■ **TASK GOAL**
State the number of lines that contain "Summary", with no other text.

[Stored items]
▬▬▬

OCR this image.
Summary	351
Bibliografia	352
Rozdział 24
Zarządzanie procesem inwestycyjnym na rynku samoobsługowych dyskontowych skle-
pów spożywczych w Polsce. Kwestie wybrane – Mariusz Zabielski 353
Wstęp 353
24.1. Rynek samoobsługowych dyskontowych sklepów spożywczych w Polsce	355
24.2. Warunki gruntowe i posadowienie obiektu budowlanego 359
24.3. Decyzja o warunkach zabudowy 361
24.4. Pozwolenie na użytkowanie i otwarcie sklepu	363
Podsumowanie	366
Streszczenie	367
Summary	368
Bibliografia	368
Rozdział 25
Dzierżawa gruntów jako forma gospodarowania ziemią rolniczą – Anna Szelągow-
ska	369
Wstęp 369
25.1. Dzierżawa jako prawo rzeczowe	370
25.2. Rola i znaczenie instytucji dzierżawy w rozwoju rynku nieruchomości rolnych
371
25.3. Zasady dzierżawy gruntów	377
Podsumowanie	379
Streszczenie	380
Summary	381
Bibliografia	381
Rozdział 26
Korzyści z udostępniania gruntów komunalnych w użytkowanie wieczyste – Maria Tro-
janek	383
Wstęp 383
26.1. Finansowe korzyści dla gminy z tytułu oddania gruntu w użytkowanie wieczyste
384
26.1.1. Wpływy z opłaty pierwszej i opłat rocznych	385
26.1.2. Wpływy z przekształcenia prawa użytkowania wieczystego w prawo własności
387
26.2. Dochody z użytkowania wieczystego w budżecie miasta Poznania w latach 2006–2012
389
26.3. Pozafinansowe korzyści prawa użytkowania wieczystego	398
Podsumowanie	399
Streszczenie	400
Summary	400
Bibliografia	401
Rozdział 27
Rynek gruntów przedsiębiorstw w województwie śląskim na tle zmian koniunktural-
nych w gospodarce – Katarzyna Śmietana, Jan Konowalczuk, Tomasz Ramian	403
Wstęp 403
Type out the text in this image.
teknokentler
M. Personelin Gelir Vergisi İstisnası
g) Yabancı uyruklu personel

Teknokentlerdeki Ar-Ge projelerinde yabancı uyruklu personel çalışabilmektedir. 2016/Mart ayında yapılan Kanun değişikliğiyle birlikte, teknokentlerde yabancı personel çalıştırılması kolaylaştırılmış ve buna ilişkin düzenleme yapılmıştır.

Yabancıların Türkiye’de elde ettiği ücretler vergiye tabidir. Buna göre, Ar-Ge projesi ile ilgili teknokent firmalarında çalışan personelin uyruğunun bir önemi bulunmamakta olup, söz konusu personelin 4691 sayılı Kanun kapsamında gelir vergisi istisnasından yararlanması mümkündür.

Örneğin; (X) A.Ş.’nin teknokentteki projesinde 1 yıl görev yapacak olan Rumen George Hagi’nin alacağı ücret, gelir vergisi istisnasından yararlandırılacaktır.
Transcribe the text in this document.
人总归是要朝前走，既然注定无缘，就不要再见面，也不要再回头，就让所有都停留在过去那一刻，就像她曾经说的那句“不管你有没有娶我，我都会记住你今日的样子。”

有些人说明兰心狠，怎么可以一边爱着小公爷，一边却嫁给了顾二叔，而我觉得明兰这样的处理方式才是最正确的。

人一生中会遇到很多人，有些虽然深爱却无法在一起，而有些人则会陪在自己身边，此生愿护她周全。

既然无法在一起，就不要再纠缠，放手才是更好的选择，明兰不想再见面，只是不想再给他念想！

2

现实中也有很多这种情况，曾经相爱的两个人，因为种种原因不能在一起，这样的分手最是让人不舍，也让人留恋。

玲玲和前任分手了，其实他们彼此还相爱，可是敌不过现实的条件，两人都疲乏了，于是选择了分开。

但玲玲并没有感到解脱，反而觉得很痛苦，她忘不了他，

▬▬▬

■ **RESULT OF THE TASK**
4